--- BEGIN Records for the task ---
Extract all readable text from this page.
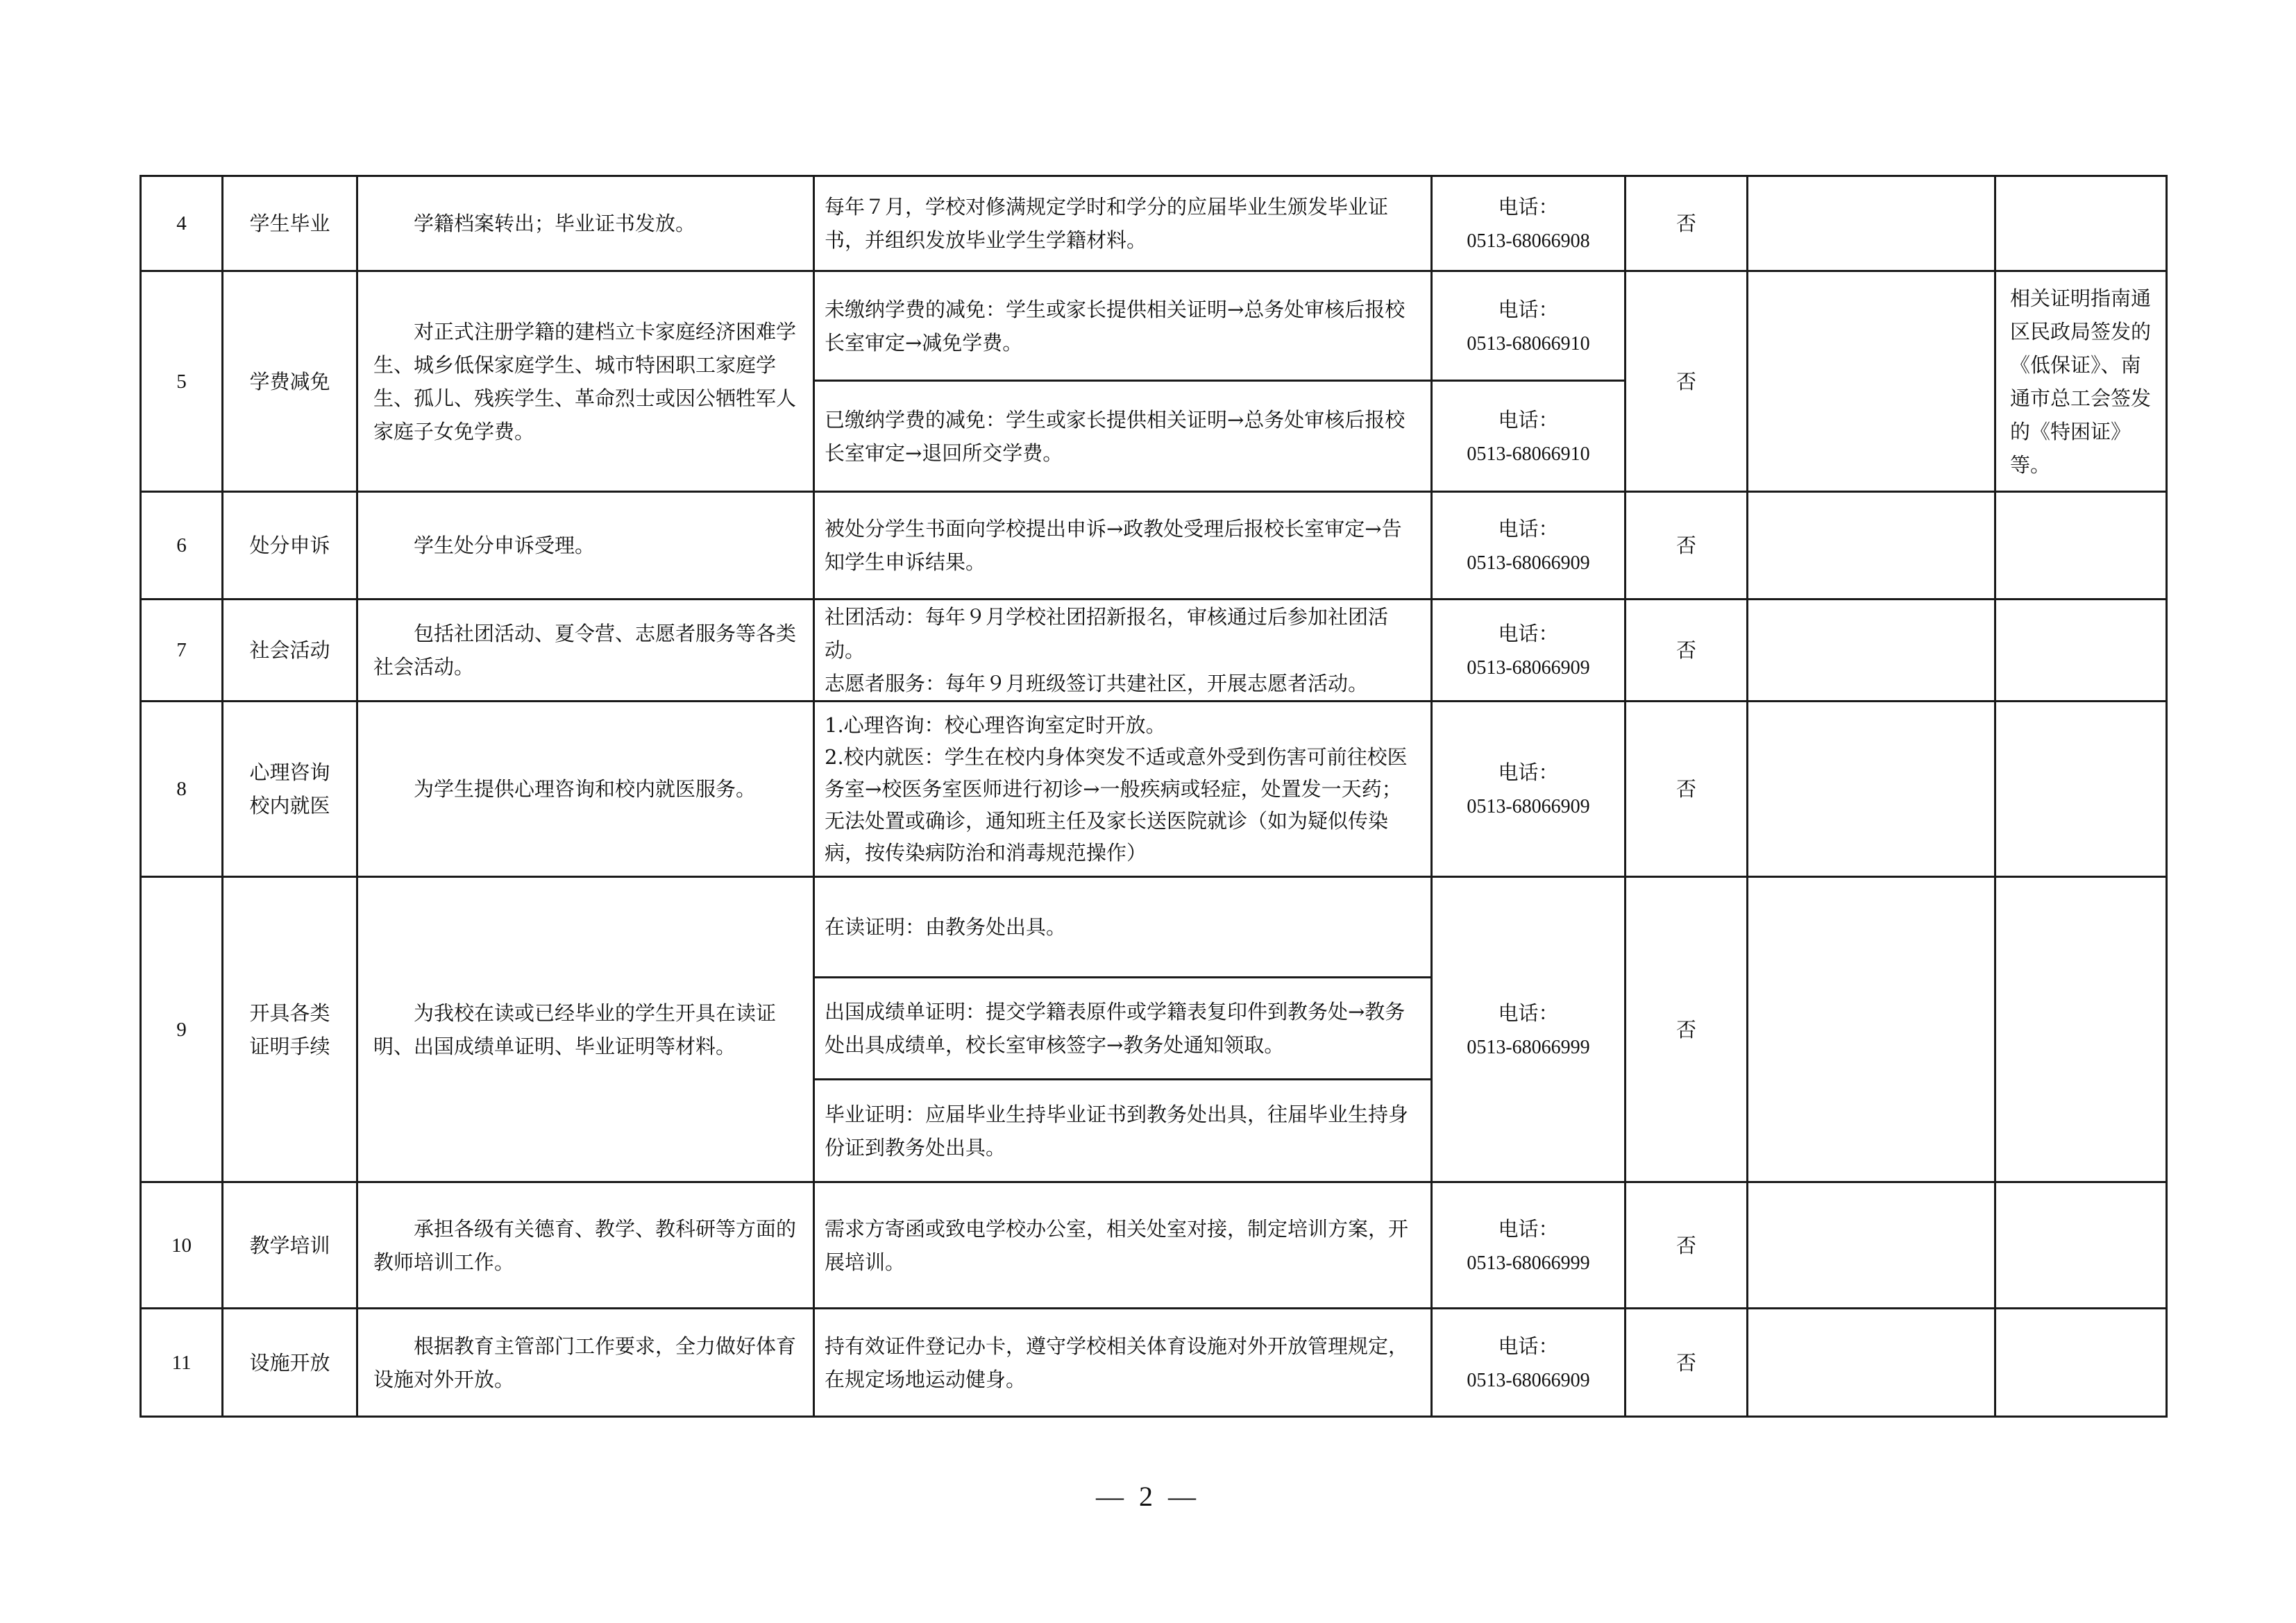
4	学生毕业	学籍档案转出；毕业证书发放。	每年７月，学校对修满规定学时和学分的应届毕业生颁发毕业证书，并组织发放毕业学生学籍材料。	电话：
0513-68066908	否		
5	学费减免	对正式注册学籍的建档立卡家庭经济困难学生、城乡低保家庭学生、城市特困职工家庭学生、孤儿、残疾学生、革命烈士或因公牺牲军人家庭子女免学费。	未缴纳学费的减免：学生或家长提供相关证明→总务处审核后报校长室审定→减免学费。	电话：
0513-68066910	否		相关证明指南通区民政局签发的《低保证》、南通市总工会签发的《特困证》等。
			已缴纳学费的减免：学生或家长提供相关证明→总务处审核后报校长室审定→退回所交学费。	电话：
0513-68066910			

6	处分申诉	学生处分申诉受理。	被处分学生书面向学校提出申诉→政教处受理后报校长室审定→告知学生申诉结果。	电话：
0513-68066909	否		
7	社会活动	包括社团活动、夏令营、志愿者服务等各类社会活动。	社团活动：每年９月学校社团招新报名，审核通过后参加社团活动。
志愿者服务：每年９月班级签订共建社区，开展志愿者活动。	电话：
0513-68066909	否		
8	心理咨询
校内就医	为学生提供心理咨询和校内就医服务。	1.心理咨询：校心理咨询室定时开放。
2.校内就医：学生在校内身体突发不适或意外受到伤害可前往校医务室→校医务室医师进行初诊→一般疾病或轻症，处置发一天药；无法处置或确诊，通知班主任及家长送医院就诊（如为疑似传染病，按传染病防治和消毒规范操作）	电话：
0513-68066909	否		
9	开具各类
证明手续	为我校在读或已经毕业的学生开具在读证明、出国成绩单证明、毕业证明等材料。	在读证明：由教务处出具。	电话：
0513-68066999	否		
			出国成绩单证明：提交学籍表原件或学籍表复印件到教务处→教务处出具成绩单，校长室审核签字→教务处通知领取。				
			毕业证明：应届毕业生持毕业证书到教务处出具，往届毕业生持身份证到教务处出具。				
10	教学培训	承担各级有关德育、教学、教科研等方面的教师培训工作。	需求方寄函或致电学校办公室，相关处室对接，制定培训方案，开展培训。	电话：
0513-68066999	否		
11	设施开放	根据教育主管部门工作要求，全力做好体育设施对外开放。	持有效证件登记办卡，遵守学校相关体育设施对外开放管理规定，在规定场地运动健身。	电话：
0513-68066909	否		
— 2 —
--- END Records for the task ---
— Your objective —
List the lines of the entries that include "总务处审核后报校长室审定".

— Exercise solution —
5	学费减免	对正式注册学籍的建档立卡家庭经济困难学生、城乡低保家庭学生、城市特困职工家庭学生、孤儿、残疾学生、革命烈士或因公牺牲军人家庭子女免学费。	未缴纳学费的减免：学生或家长提供相关证明→总务处审核后报校长室审定→减免学费。	电话：
			已缴纳学费的减免：学生或家长提供相关证明→总务处审核后报校长室审定→退回所交学费。	电话：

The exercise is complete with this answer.